Task instructions
Copy every line of the data in which the word "Plzeň" occurs.

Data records
============
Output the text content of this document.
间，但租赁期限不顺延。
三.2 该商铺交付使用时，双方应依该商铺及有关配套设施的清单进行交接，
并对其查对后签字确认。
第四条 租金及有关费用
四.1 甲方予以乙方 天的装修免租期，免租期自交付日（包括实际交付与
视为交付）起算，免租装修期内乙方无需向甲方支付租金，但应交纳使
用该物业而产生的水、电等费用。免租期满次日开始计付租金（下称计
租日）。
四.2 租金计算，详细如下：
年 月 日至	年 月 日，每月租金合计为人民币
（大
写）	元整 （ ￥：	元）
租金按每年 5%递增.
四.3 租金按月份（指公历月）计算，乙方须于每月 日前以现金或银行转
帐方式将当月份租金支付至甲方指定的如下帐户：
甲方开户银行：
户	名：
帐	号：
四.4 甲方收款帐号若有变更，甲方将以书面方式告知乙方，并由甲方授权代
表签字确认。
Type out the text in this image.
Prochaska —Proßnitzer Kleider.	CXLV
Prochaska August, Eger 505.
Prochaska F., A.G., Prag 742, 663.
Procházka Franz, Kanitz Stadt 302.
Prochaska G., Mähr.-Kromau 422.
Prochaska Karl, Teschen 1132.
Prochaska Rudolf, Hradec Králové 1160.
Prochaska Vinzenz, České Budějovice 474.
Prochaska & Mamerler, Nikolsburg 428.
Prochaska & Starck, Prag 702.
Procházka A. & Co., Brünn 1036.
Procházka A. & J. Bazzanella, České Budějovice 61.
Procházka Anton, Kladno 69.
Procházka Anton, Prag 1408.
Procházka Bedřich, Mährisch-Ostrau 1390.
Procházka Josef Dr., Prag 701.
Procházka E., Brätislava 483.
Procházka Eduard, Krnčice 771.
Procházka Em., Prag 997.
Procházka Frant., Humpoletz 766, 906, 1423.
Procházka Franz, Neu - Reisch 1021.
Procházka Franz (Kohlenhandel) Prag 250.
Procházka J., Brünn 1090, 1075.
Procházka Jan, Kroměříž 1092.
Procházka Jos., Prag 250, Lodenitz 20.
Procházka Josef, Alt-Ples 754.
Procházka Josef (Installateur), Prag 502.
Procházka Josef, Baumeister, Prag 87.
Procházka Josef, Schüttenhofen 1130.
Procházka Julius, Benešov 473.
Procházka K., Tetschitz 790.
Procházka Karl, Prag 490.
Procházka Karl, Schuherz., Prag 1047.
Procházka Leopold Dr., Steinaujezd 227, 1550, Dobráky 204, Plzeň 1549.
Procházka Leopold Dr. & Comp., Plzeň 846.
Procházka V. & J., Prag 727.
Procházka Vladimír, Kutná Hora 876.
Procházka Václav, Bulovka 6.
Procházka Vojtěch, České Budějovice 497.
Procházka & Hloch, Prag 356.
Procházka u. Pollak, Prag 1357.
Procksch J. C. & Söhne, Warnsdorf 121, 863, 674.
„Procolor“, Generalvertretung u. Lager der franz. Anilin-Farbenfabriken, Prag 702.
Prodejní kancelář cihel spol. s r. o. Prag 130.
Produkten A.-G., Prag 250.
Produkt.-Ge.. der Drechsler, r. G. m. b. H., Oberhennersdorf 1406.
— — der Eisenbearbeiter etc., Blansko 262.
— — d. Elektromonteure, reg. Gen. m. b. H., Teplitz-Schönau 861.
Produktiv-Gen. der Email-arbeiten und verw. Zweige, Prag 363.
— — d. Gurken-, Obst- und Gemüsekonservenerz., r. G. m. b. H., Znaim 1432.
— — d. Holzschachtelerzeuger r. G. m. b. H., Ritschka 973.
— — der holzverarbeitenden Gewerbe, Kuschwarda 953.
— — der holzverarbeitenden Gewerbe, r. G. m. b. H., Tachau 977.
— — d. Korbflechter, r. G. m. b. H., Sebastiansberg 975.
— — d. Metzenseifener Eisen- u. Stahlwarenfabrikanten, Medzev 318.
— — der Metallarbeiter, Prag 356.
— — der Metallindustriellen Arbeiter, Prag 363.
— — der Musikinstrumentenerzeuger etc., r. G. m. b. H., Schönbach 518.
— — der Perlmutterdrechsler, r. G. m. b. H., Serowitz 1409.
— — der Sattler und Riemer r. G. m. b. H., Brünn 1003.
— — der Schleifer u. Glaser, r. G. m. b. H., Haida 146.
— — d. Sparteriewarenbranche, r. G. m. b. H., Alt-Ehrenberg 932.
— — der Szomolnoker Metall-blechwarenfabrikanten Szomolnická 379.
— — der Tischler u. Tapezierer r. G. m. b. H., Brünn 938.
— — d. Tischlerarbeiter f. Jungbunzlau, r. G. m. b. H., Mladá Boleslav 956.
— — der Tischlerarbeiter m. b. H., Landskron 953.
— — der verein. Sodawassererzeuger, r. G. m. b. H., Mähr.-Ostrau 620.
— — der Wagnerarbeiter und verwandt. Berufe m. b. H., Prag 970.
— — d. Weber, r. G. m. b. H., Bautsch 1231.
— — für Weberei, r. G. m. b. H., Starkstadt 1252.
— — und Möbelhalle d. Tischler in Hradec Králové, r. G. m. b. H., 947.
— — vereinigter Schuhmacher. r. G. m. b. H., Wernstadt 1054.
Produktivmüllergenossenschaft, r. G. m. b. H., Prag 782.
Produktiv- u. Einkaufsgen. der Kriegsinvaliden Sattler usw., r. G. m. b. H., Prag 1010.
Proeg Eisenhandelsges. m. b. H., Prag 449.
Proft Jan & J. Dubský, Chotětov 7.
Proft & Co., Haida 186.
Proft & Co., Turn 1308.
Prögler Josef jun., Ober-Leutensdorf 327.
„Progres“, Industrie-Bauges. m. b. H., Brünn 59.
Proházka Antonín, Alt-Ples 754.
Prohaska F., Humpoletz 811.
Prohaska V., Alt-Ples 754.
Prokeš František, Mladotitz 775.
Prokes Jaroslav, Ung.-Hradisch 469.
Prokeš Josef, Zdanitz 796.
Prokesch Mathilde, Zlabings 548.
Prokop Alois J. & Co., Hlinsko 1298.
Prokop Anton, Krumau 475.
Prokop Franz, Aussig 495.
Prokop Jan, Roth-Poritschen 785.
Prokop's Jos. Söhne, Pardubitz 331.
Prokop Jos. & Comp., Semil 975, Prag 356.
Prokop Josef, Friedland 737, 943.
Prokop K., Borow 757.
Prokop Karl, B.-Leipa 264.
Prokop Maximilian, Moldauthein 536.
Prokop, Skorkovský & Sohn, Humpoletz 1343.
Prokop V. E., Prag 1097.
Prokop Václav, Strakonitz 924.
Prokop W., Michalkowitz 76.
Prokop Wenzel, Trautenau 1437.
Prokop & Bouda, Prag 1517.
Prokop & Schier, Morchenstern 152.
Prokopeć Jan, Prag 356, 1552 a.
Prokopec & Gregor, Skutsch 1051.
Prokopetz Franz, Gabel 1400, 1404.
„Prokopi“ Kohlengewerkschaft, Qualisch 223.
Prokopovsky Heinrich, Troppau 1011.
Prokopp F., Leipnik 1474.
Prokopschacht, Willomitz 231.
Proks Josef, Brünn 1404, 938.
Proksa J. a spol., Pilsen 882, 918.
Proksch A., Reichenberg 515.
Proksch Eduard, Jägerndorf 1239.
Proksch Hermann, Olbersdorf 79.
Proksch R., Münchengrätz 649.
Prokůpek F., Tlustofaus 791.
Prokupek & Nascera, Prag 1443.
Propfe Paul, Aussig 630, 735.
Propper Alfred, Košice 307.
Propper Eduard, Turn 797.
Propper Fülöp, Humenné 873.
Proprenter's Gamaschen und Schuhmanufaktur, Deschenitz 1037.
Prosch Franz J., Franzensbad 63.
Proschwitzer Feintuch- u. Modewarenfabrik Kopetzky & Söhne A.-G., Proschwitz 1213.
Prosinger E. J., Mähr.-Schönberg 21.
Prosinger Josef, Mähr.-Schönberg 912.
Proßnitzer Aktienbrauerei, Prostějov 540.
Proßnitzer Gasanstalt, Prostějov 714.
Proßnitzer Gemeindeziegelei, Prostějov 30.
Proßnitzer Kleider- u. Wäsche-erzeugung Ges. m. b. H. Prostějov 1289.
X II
============
Final result
Procházka Leopold Dr., Steinaujezd 227, 1550, Dobráky 204, Plzeň 1549.
Procházka Leopold Dr. & Comp., Plzeň 846.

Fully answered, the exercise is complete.